* _EXERCISE PROMPT_
Without the images, write out the whole listing exactly.

* _SUPPLIED MATERIAL_
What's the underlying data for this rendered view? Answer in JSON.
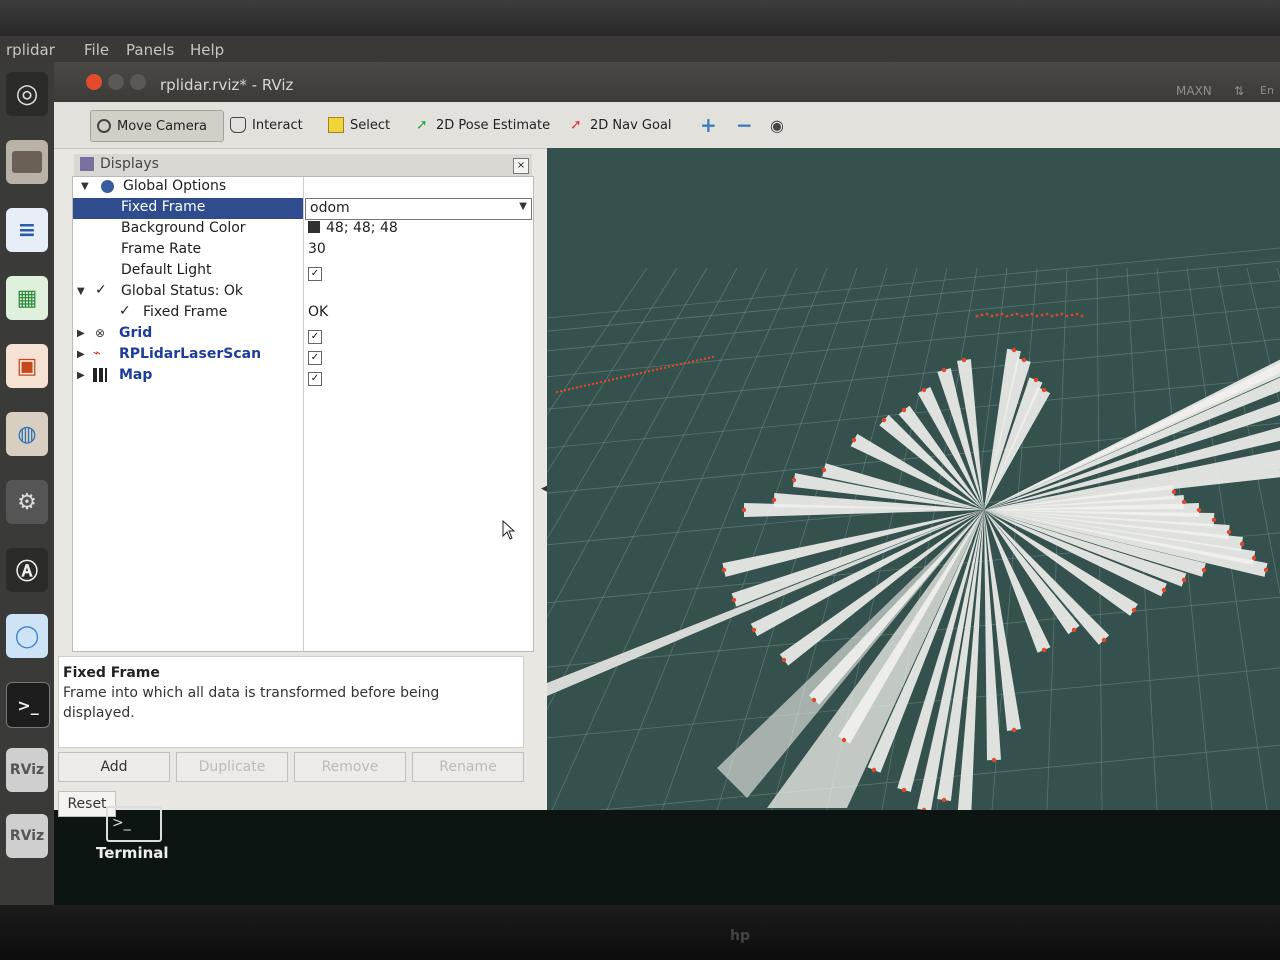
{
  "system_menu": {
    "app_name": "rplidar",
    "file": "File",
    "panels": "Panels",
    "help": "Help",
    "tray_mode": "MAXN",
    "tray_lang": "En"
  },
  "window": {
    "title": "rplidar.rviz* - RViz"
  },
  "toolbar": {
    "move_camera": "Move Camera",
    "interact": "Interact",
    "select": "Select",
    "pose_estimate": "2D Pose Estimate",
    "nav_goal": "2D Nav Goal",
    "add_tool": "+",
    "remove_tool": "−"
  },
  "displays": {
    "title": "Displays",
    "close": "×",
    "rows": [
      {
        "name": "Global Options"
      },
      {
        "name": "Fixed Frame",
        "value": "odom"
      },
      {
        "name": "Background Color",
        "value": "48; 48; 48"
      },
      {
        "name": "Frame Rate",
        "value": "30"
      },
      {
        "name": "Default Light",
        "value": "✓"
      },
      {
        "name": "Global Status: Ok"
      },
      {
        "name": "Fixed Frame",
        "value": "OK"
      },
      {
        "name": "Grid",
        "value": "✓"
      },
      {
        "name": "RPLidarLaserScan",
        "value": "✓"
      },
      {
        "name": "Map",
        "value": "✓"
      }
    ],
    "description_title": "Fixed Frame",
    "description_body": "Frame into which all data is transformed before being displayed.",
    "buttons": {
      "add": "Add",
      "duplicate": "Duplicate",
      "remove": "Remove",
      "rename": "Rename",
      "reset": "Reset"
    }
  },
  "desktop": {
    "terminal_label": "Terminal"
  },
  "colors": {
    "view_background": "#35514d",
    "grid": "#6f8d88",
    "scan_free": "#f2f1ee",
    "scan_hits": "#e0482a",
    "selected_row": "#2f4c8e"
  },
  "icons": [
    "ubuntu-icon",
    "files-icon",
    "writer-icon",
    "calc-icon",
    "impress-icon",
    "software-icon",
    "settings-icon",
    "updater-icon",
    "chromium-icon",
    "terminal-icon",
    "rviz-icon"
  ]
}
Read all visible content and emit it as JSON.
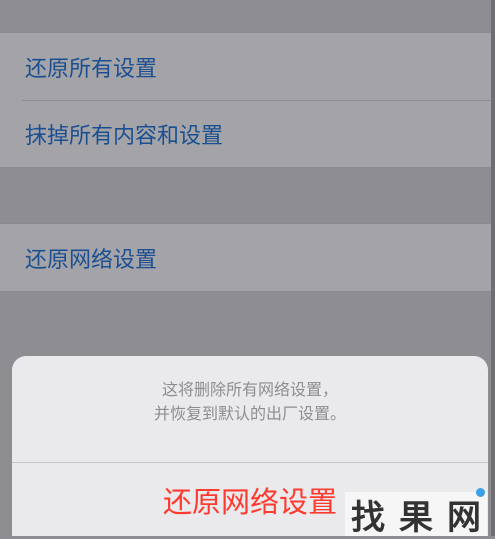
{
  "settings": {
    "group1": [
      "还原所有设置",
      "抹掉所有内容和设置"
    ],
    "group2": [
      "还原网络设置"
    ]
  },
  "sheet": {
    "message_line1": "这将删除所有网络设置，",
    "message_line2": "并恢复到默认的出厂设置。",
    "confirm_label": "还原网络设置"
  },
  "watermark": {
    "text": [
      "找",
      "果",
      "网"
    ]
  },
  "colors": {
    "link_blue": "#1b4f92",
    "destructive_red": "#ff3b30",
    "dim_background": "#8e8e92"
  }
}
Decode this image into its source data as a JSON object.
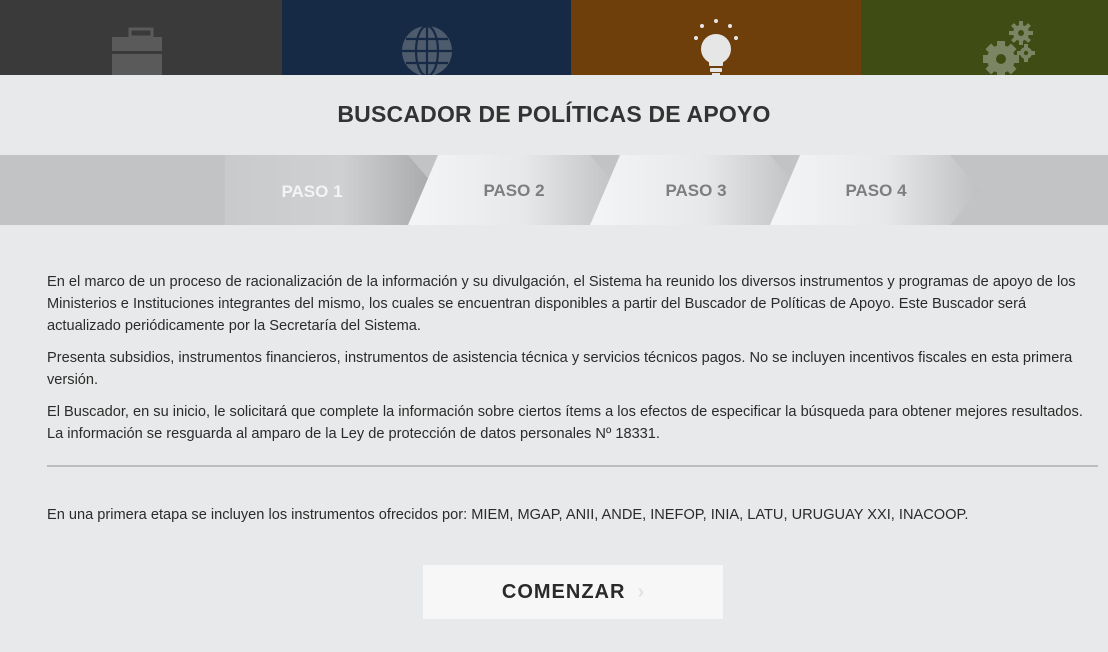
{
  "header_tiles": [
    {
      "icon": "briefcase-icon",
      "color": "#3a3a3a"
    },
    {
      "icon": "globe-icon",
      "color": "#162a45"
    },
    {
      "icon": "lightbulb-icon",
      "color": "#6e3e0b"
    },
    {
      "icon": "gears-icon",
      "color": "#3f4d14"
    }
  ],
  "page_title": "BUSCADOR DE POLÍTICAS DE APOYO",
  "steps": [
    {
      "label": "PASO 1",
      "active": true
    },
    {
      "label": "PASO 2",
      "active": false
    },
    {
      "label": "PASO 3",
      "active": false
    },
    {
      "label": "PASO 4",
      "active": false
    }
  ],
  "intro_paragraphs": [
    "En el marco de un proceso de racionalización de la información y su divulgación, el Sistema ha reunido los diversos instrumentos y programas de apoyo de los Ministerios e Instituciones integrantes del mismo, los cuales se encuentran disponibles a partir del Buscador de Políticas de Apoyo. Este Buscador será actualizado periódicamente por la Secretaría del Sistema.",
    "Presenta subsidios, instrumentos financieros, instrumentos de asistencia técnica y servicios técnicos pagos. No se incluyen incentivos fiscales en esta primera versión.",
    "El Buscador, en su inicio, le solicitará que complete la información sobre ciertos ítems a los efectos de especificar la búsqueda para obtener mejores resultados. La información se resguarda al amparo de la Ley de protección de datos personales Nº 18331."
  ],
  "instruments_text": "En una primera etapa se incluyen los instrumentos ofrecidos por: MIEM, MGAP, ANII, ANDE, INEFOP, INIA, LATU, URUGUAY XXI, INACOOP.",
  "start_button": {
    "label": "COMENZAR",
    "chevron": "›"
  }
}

* _RESPONSE FOR THIS EXERCISE_
What's the underlying data for this rendered view? Answer in JSON.
{
  "system_menu": {
    "app_name": "rplidar",
    "file": "File",
    "panels": "Panels",
    "help": "Help",
    "tray_mode": "MAXN",
    "tray_lang": "En"
  },
  "window": {
    "title": "rplidar.rviz* - RViz"
  },
  "toolbar": {
    "move_camera": "Move Camera",
    "interact": "Interact",
    "select": "Select",
    "pose_estimate": "2D Pose Estimate",
    "nav_goal": "2D Nav Goal",
    "add_tool": "+",
    "remove_tool": "−"
  },
  "displays": {
    "title": "Displays",
    "close": "×",
    "rows": [
      {
        "name": "Global Options"
      },
      {
        "name": "Fixed Frame",
        "value": "odom"
      },
      {
        "name": "Background Color",
        "value": "48; 48; 48"
      },
      {
        "name": "Frame Rate",
        "value": "30"
      },
      {
        "name": "Default Light",
        "value": "✓"
      },
      {
        "name": "Global Status: Ok"
      },
      {
        "name": "Fixed Frame",
        "value": "OK"
      },
      {
        "name": "Grid",
        "value": "✓"
      },
      {
        "name": "RPLidarLaserScan",
        "value": "✓"
      },
      {
        "name": "Map",
        "value": "✓"
      }
    ],
    "description_title": "Fixed Frame",
    "description_body": "Frame into which all data is transformed before being displayed.",
    "buttons": {
      "add": "Add",
      "duplicate": "Duplicate",
      "remove": "Remove",
      "rename": "Rename",
      "reset": "Reset"
    }
  },
  "desktop": {
    "terminal_label": "Terminal"
  },
  "colors": {
    "view_background": "#35514d",
    "grid": "#6f8d88",
    "scan_free": "#f2f1ee",
    "scan_hits": "#e0482a",
    "selected_row": "#2f4c8e"
  },
  "icons": [
    "ubuntu-icon",
    "files-icon",
    "writer-icon",
    "calc-icon",
    "impress-icon",
    "software-icon",
    "settings-icon",
    "updater-icon",
    "chromium-icon",
    "terminal-icon",
    "rviz-icon"
  ]
}
Read all visible content and emit it as JSON.
{
  "settings": {
    "group1": [
      "还原所有设置",
      "抹掉所有内容和设置"
    ],
    "group2": [
      "还原网络设置"
    ]
  },
  "sheet": {
    "message_line1": "这将删除所有网络设置，",
    "message_line2": "并恢复到默认的出厂设置。",
    "confirm_label": "还原网络设置"
  },
  "watermark": {
    "text": [
      "找",
      "果",
      "网"
    ]
  },
  "colors": {
    "link_blue": "#1b4f92",
    "destructive_red": "#ff3b30",
    "dim_background": "#8e8e92"
  }
}
Decode this image into its source data as a JSON object.
{
  "header_tiles": [
    {
      "icon": "briefcase-icon",
      "color": "#3a3a3a"
    },
    {
      "icon": "globe-icon",
      "color": "#162a45"
    },
    {
      "icon": "lightbulb-icon",
      "color": "#6e3e0b"
    },
    {
      "icon": "gears-icon",
      "color": "#3f4d14"
    }
  ],
  "page_title": "BUSCADOR DE POLÍTICAS DE APOYO",
  "steps": [
    {
      "label": "PASO 1",
      "active": true
    },
    {
      "label": "PASO 2",
      "active": false
    },
    {
      "label": "PASO 3",
      "active": false
    },
    {
      "label": "PASO 4",
      "active": false
    }
  ],
  "intro_paragraphs": [
    "En el marco de un proceso de racionalización de la información y su divulgación, el Sistema ha reunido los diversos instrumentos y programas de apoyo de los Ministerios e Instituciones integrantes del mismo, los cuales se encuentran disponibles a partir del Buscador de Políticas de Apoyo. Este Buscador será actualizado periódicamente por la Secretaría del Sistema.",
    "Presenta subsidios, instrumentos financieros, instrumentos de asistencia técnica y servicios técnicos pagos. No se incluyen incentivos fiscales en esta primera versión.",
    "El Buscador, en su inicio, le solicitará que complete la información sobre ciertos ítems a los efectos de especificar la búsqueda para obtener mejores resultados. La información se resguarda al amparo de la Ley de protección de datos personales Nº 18331."
  ],
  "instruments_text": "En una primera etapa se incluyen los instrumentos ofrecidos por: MIEM, MGAP, ANII, ANDE, INEFOP, INIA, LATU, URUGUAY XXI, INACOOP.",
  "start_button": {
    "label": "COMENZAR",
    "chevron": "›"
  }
}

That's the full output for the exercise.